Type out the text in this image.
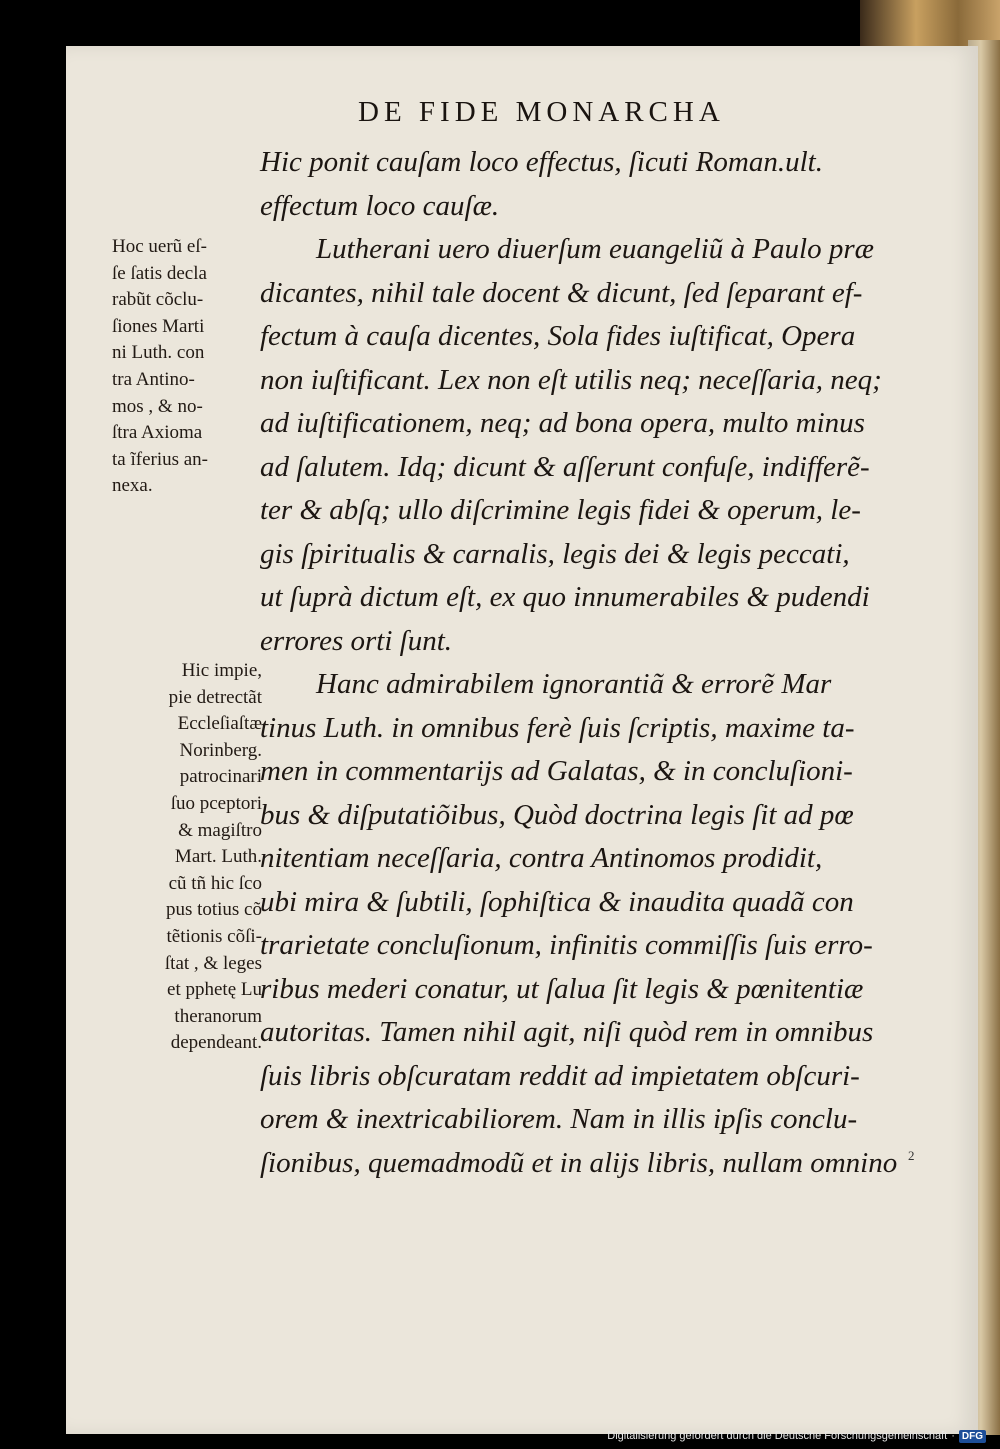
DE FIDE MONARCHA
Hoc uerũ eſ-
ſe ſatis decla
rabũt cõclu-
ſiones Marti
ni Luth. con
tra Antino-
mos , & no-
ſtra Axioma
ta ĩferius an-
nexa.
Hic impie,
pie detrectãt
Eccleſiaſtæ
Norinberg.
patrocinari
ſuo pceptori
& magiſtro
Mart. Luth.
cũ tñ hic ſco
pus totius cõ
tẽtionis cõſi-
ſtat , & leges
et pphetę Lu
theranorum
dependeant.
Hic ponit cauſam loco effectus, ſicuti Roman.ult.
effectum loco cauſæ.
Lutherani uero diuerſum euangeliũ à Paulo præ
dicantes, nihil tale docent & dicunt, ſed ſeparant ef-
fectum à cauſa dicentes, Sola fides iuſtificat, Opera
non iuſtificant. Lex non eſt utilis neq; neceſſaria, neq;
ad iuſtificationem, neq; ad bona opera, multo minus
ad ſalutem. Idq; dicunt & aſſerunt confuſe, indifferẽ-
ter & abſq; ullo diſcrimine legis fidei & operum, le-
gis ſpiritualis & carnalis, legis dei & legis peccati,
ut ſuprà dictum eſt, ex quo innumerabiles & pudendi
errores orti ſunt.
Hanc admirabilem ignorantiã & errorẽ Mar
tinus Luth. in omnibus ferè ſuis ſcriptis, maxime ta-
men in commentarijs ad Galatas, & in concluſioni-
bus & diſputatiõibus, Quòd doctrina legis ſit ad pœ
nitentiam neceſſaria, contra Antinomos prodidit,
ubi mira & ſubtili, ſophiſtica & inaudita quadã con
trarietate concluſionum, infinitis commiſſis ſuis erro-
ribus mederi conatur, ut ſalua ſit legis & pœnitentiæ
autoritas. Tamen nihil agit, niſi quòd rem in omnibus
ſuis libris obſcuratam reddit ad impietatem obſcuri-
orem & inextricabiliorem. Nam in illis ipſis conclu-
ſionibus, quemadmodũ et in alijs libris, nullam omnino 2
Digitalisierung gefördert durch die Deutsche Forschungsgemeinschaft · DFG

» WRITTEN INSTRUCTION
Exactly reproduce each record, leaving out any pictures.

» FINAL RESULT
Type out the text in this image.
DE FIDE MONARCHA
Hoc uerũ eſ-
ſe ſatis decla
rabũt cõclu-
ſiones Marti
ni Luth. con
tra Antino-
mos , & no-
ſtra Axioma
ta ĩferius an-
nexa.
Hic impie,
pie detrectãt
Eccleſiaſtæ
Norinberg.
patrocinari
ſuo pceptori
& magiſtro
Mart. Luth.
cũ tñ hic ſco
pus totius cõ
tẽtionis cõſi-
ſtat , & leges
et pphetę Lu
theranorum
dependeant.
Hic ponit cauſam loco effectus, ſicuti Roman.ult.
effectum loco cauſæ.
Lutherani uero diuerſum euangeliũ à Paulo præ
dicantes, nihil tale docent & dicunt, ſed ſeparant ef-
fectum à cauſa dicentes, Sola fides iuſtificat, Opera
non iuſtificant. Lex non eſt utilis neq; neceſſaria, neq;
ad iuſtificationem, neq; ad bona opera, multo minus
ad ſalutem. Idq; dicunt & aſſerunt confuſe, indifferẽ-
ter & abſq; ullo diſcrimine legis fidei & operum, le-
gis ſpiritualis & carnalis, legis dei & legis peccati,
ut ſuprà dictum eſt, ex quo innumerabiles & pudendi
errores orti ſunt.
Hanc admirabilem ignorantiã & errorẽ Mar
tinus Luth. in omnibus ferè ſuis ſcriptis, maxime ta-
men in commentarijs ad Galatas, & in concluſioni-
bus & diſputatiõibus, Quòd doctrina legis ſit ad pœ
nitentiam neceſſaria, contra Antinomos prodidit,
ubi mira & ſubtili, ſophiſtica & inaudita quadã con
trarietate concluſionum, infinitis commiſſis ſuis erro-
ribus mederi conatur, ut ſalua ſit legis & pœnitentiæ
autoritas. Tamen nihil agit, niſi quòd rem in omnibus
ſuis libris obſcuratam reddit ad impietatem obſcuri-
orem & inextricabiliorem. Nam in illis ipſis conclu-
ſionibus, quemadmodũ et in alijs libris, nullam omnino 2
Digitalisierung gefördert durch die Deutsche Forschungsgemeinschaft · DFG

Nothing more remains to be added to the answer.